**EXERCISE DETAILS:** Scan the entries below for the word "всех". Copy each line that has it.

# START OF RECORDS FOR PROCESSING

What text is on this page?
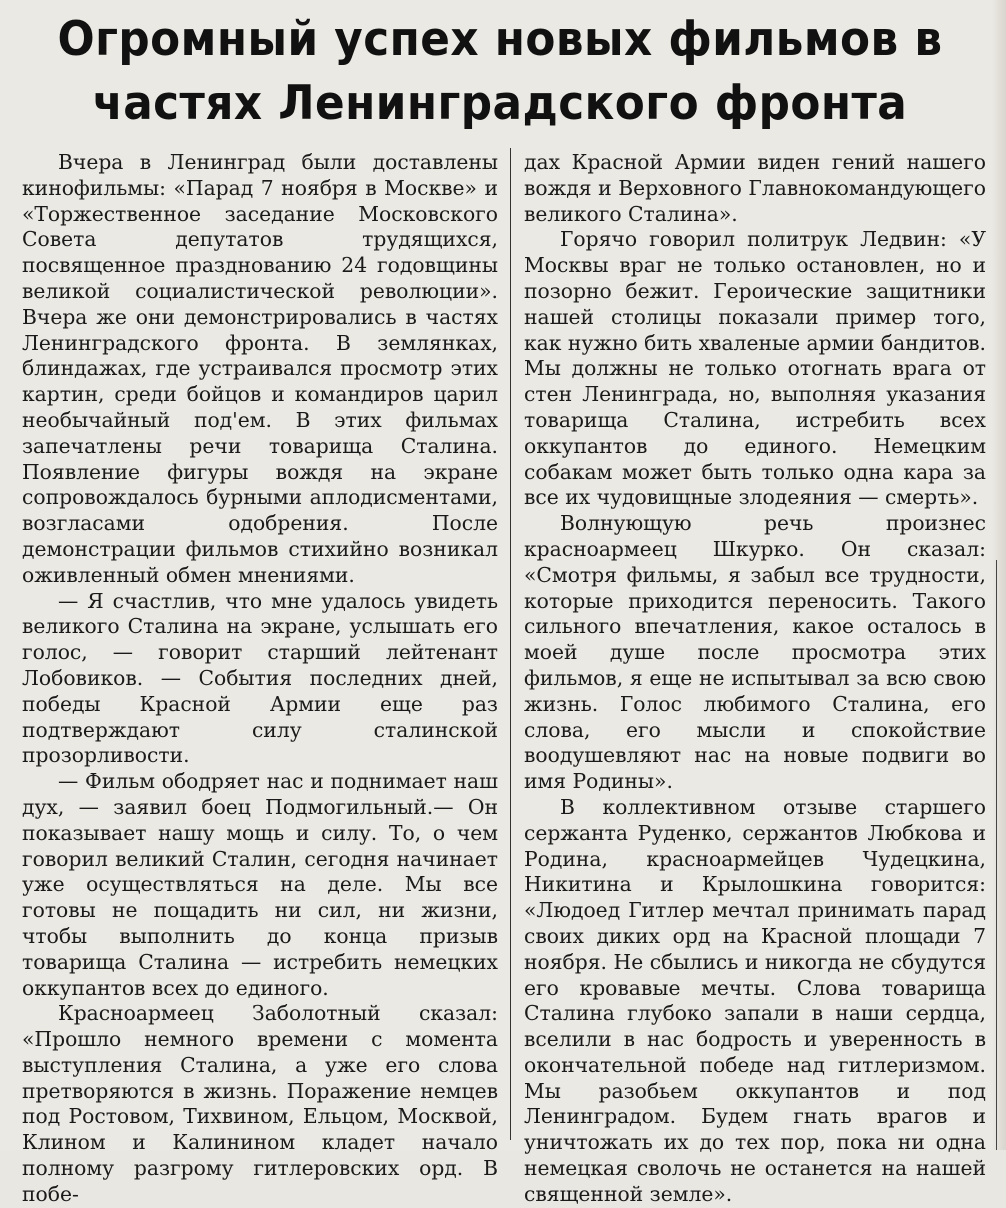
Огромный успех новых фильмов в
частях Ленинградского фронта

Вчера в Ленинград были доставлены кинофильмы: «Парад 7 ноября в Москве» и «Торжественное заседание Московского Совета депутатов трудящихся, посвященное празднованию 24 годовщины великой социалистической революции». Вчера же они демонстрировались в частях Ленинградского фронта. В землянках, блиндажах, где устраивался просмотр этих картин, среди бойцов и командиров царил необычайный под'ем. В этих фильмах запечатлены речи товарища Сталина. Появление фигуры вождя на экране сопровождалось бурными аплодисментами, возгласами одобрения. После демонстрации фильмов стихийно возникал оживленный обмен мнениями.

— Я счастлив, что мне удалось увидеть великого Сталина на экране, услышать его голос, — говорит старший лейтенант Лобовиков. — События последних дней, победы Красной Армии еще раз подтверждают силу сталинской прозорливости.

— Фильм ободряет нас и поднимает наш дух, — заявил боец Подмогильный.— Он показывает нашу мощь и силу. То, о чем говорил великий Сталин, сегодня начинает уже осуществляться на деле. Мы все готовы не пощадить ни сил, ни жизни, чтобы выполнить до конца призыв товарища Сталина — истребить немецких оккупантов всех до единого.

Красноармеец Заболотный сказал: «Прошло немного времени с момента выступления Сталина, а уже его слова претворяются в жизнь. Поражение немцев под Ростовом, Тихвином, Ельцом, Москвой, Клином и Калинином кладет начало полному разгрому гитлеровских орд. В побе-

дах Красной Армии виден гений нашего вождя и Верховного Главнокомандующего великого Сталина».

Горячо говорил политрук Ледвин: «У Москвы враг не только остановлен, но и позорно бежит. Героические защитники нашей столицы показали пример того, как нужно бить хваленые армии бандитов. Мы должны не только отогнать врага от стен Ленинграда, но, выполняя указания товарища Сталина, истребить всех оккупантов до единого. Немецким собакам может быть только одна кара за все их чудовищные злодеяния — смерть».

Волнующую речь произнес красноармеец Шкурко. Он сказал: «Смотря фильмы, я забыл все трудности, которые приходится переносить. Такого сильного впечатления, какое осталось в моей душе после просмотра этих фильмов, я еще не испытывал за всю свою жизнь. Голос любимого Сталина, его слова, его мысли и спокойствие воодушевляют нас на новые подвиги во имя Родины».

В коллективном отзыве старшего сержанта Руденко, сержантов Любкова и Родина, красноармейцев Чудецкина, Никитина и Крылошкина говорится: «Людоед Гитлер мечтал принимать парад своих диких орд на Красной площади 7 ноября. Не сбылись и никогда не сбудутся его кровавые мечты. Слова товарища Сталина глубоко запали в наши сердца, вселили в нас бодрость и уверенность в окончательной победе над гитлеризмом. Мы разобьем оккупантов и под Ленинградом. Будем гнать врагов и уничтожать их до тех пор, пока ни одна немецкая сволочь не останется на нашей священной земле».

# END OF RECORDS FOR PROCESSING

**PROBLEM SOLUTION:**
— Фильм ободряет нас и поднимает наш дух, — заявил боец Подмогильный.— Он показывает нашу мощь и силу. То, о чем говорил великий Сталин, сегодня начинает уже осуществляться на деле. Мы все готовы не пощадить ни сил, ни жизни, чтобы выполнить до конца призыв товарища Сталина — истребить немецких оккупантов всех до единого.
Горячо говорил политрук Ледвин: «У Москвы враг не только остановлен, но и позорно бежит. Героические защитники нашей столицы показали пример того, как нужно бить хваленые армии бандитов. Мы должны не только отогнать врага от стен Ленинграда, но, выполняя указания товарища Сталина, истребить всех оккупантов до единого. Немецким собакам может быть только одна кара за все их чудовищные злодеяния — смерть».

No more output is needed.